What is being asked
Reproduce every record below exactly as written, but leave out any pictures.

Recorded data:
+===+

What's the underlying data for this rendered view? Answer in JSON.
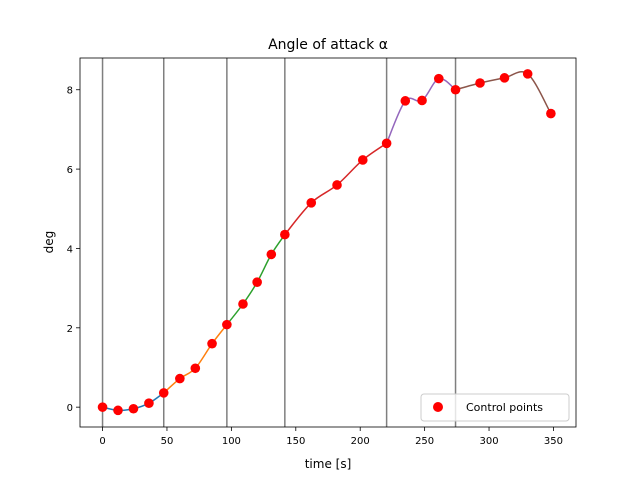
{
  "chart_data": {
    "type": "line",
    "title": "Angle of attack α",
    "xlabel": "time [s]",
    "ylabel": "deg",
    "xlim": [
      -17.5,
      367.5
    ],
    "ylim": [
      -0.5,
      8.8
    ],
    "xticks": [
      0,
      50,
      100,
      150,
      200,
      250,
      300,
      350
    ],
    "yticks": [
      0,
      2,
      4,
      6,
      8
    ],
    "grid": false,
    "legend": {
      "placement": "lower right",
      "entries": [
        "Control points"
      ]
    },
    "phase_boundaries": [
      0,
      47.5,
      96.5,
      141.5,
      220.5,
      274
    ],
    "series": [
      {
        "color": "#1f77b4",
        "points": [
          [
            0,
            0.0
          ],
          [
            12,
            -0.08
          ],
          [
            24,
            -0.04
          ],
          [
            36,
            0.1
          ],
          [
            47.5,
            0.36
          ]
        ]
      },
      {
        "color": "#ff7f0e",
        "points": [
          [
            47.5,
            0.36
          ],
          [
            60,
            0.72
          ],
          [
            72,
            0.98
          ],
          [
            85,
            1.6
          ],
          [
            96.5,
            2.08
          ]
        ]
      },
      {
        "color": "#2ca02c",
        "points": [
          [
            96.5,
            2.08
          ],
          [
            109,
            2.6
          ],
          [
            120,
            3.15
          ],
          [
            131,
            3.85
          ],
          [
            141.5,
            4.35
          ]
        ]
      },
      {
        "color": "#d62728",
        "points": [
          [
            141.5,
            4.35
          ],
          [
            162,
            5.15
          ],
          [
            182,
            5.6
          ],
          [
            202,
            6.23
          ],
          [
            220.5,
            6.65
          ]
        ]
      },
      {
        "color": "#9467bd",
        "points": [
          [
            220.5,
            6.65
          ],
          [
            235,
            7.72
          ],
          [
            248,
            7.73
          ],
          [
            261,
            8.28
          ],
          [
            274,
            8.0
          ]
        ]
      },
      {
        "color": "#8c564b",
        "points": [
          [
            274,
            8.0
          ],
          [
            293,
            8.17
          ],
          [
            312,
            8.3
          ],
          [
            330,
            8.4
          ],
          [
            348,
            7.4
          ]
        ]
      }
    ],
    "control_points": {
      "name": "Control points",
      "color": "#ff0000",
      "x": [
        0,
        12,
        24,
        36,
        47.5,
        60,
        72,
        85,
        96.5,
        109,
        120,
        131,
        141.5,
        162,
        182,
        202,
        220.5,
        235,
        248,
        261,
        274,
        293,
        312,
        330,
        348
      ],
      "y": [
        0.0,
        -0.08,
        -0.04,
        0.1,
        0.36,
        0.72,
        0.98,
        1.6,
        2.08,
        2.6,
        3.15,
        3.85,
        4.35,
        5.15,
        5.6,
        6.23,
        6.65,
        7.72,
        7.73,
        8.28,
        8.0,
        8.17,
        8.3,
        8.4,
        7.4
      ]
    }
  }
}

+===+

Answer to this problem
What's the underlying data for this rendered view? Answer in JSON.
{
  "chart_data": {
    "type": "line",
    "title": "Angle of attack α",
    "xlabel": "time [s]",
    "ylabel": "deg",
    "xlim": [
      -17.5,
      367.5
    ],
    "ylim": [
      -0.5,
      8.8
    ],
    "xticks": [
      0,
      50,
      100,
      150,
      200,
      250,
      300,
      350
    ],
    "yticks": [
      0,
      2,
      4,
      6,
      8
    ],
    "grid": false,
    "legend": {
      "placement": "lower right",
      "entries": [
        "Control points"
      ]
    },
    "phase_boundaries": [
      0,
      47.5,
      96.5,
      141.5,
      220.5,
      274
    ],
    "series": [
      {
        "color": "#1f77b4",
        "points": [
          [
            0,
            0.0
          ],
          [
            12,
            -0.08
          ],
          [
            24,
            -0.04
          ],
          [
            36,
            0.1
          ],
          [
            47.5,
            0.36
          ]
        ]
      },
      {
        "color": "#ff7f0e",
        "points": [
          [
            47.5,
            0.36
          ],
          [
            60,
            0.72
          ],
          [
            72,
            0.98
          ],
          [
            85,
            1.6
          ],
          [
            96.5,
            2.08
          ]
        ]
      },
      {
        "color": "#2ca02c",
        "points": [
          [
            96.5,
            2.08
          ],
          [
            109,
            2.6
          ],
          [
            120,
            3.15
          ],
          [
            131,
            3.85
          ],
          [
            141.5,
            4.35
          ]
        ]
      },
      {
        "color": "#d62728",
        "points": [
          [
            141.5,
            4.35
          ],
          [
            162,
            5.15
          ],
          [
            182,
            5.6
          ],
          [
            202,
            6.23
          ],
          [
            220.5,
            6.65
          ]
        ]
      },
      {
        "color": "#9467bd",
        "points": [
          [
            220.5,
            6.65
          ],
          [
            235,
            7.72
          ],
          [
            248,
            7.73
          ],
          [
            261,
            8.28
          ],
          [
            274,
            8.0
          ]
        ]
      },
      {
        "color": "#8c564b",
        "points": [
          [
            274,
            8.0
          ],
          [
            293,
            8.17
          ],
          [
            312,
            8.3
          ],
          [
            330,
            8.4
          ],
          [
            348,
            7.4
          ]
        ]
      }
    ],
    "control_points": {
      "name": "Control points",
      "color": "#ff0000",
      "x": [
        0,
        12,
        24,
        36,
        47.5,
        60,
        72,
        85,
        96.5,
        109,
        120,
        131,
        141.5,
        162,
        182,
        202,
        220.5,
        235,
        248,
        261,
        274,
        293,
        312,
        330,
        348
      ],
      "y": [
        0.0,
        -0.08,
        -0.04,
        0.1,
        0.36,
        0.72,
        0.98,
        1.6,
        2.08,
        2.6,
        3.15,
        3.85,
        4.35,
        5.15,
        5.6,
        6.23,
        6.65,
        7.72,
        7.73,
        8.28,
        8.0,
        8.17,
        8.3,
        8.4,
        7.4
      ]
    }
  }
}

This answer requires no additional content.